> _Structured figure records_
* Begin *

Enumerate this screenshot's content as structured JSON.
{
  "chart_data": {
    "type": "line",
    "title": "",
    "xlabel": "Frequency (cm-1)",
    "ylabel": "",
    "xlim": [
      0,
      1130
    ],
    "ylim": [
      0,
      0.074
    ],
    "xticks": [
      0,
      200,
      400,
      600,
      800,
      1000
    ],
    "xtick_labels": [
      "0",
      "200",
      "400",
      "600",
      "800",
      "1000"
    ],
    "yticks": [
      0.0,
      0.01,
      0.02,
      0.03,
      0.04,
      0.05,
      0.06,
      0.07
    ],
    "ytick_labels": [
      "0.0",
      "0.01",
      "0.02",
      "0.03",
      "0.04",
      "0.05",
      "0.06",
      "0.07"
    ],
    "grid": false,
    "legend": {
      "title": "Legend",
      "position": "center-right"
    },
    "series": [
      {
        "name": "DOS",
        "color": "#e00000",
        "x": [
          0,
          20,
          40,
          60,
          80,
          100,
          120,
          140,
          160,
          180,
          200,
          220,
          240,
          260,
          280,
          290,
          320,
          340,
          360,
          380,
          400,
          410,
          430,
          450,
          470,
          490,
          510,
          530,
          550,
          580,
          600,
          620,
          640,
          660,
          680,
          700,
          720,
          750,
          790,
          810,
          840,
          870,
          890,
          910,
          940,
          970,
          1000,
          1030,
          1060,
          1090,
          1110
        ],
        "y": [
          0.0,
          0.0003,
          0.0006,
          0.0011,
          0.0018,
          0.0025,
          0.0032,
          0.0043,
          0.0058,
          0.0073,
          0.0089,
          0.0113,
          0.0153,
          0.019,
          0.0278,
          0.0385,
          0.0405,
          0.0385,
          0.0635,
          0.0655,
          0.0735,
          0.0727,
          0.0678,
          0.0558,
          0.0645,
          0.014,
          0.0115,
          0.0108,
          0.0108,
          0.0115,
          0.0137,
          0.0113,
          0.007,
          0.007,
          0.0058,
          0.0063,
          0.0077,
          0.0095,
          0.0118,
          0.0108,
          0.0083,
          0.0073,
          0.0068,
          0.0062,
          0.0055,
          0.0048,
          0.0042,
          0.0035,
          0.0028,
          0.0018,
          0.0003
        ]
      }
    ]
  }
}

* End *

> _What you are asked to do_
Please reproduce the entire listing, exactly as shown.

> _Finished answer_
Enumerate this screenshot's content as structured JSON.
{
  "chart_data": {
    "type": "line",
    "title": "",
    "xlabel": "Frequency (cm-1)",
    "ylabel": "",
    "xlim": [
      0,
      1130
    ],
    "ylim": [
      0,
      0.074
    ],
    "xticks": [
      0,
      200,
      400,
      600,
      800,
      1000
    ],
    "xtick_labels": [
      "0",
      "200",
      "400",
      "600",
      "800",
      "1000"
    ],
    "yticks": [
      0.0,
      0.01,
      0.02,
      0.03,
      0.04,
      0.05,
      0.06,
      0.07
    ],
    "ytick_labels": [
      "0.0",
      "0.01",
      "0.02",
      "0.03",
      "0.04",
      "0.05",
      "0.06",
      "0.07"
    ],
    "grid": false,
    "legend": {
      "title": "Legend",
      "position": "center-right"
    },
    "series": [
      {
        "name": "DOS",
        "color": "#e00000",
        "x": [
          0,
          20,
          40,
          60,
          80,
          100,
          120,
          140,
          160,
          180,
          200,
          220,
          240,
          260,
          280,
          290,
          320,
          340,
          360,
          380,
          400,
          410,
          430,
          450,
          470,
          490,
          510,
          530,
          550,
          580,
          600,
          620,
          640,
          660,
          680,
          700,
          720,
          750,
          790,
          810,
          840,
          870,
          890,
          910,
          940,
          970,
          1000,
          1030,
          1060,
          1090,
          1110
        ],
        "y": [
          0.0,
          0.0003,
          0.0006,
          0.0011,
          0.0018,
          0.0025,
          0.0032,
          0.0043,
          0.0058,
          0.0073,
          0.0089,
          0.0113,
          0.0153,
          0.019,
          0.0278,
          0.0385,
          0.0405,
          0.0385,
          0.0635,
          0.0655,
          0.0735,
          0.0727,
          0.0678,
          0.0558,
          0.0645,
          0.014,
          0.0115,
          0.0108,
          0.0108,
          0.0115,
          0.0137,
          0.0113,
          0.007,
          0.007,
          0.0058,
          0.0063,
          0.0077,
          0.0095,
          0.0118,
          0.0108,
          0.0083,
          0.0073,
          0.0068,
          0.0062,
          0.0055,
          0.0048,
          0.0042,
          0.0035,
          0.0028,
          0.0018,
          0.0003
        ]
      }
    ]
  }
}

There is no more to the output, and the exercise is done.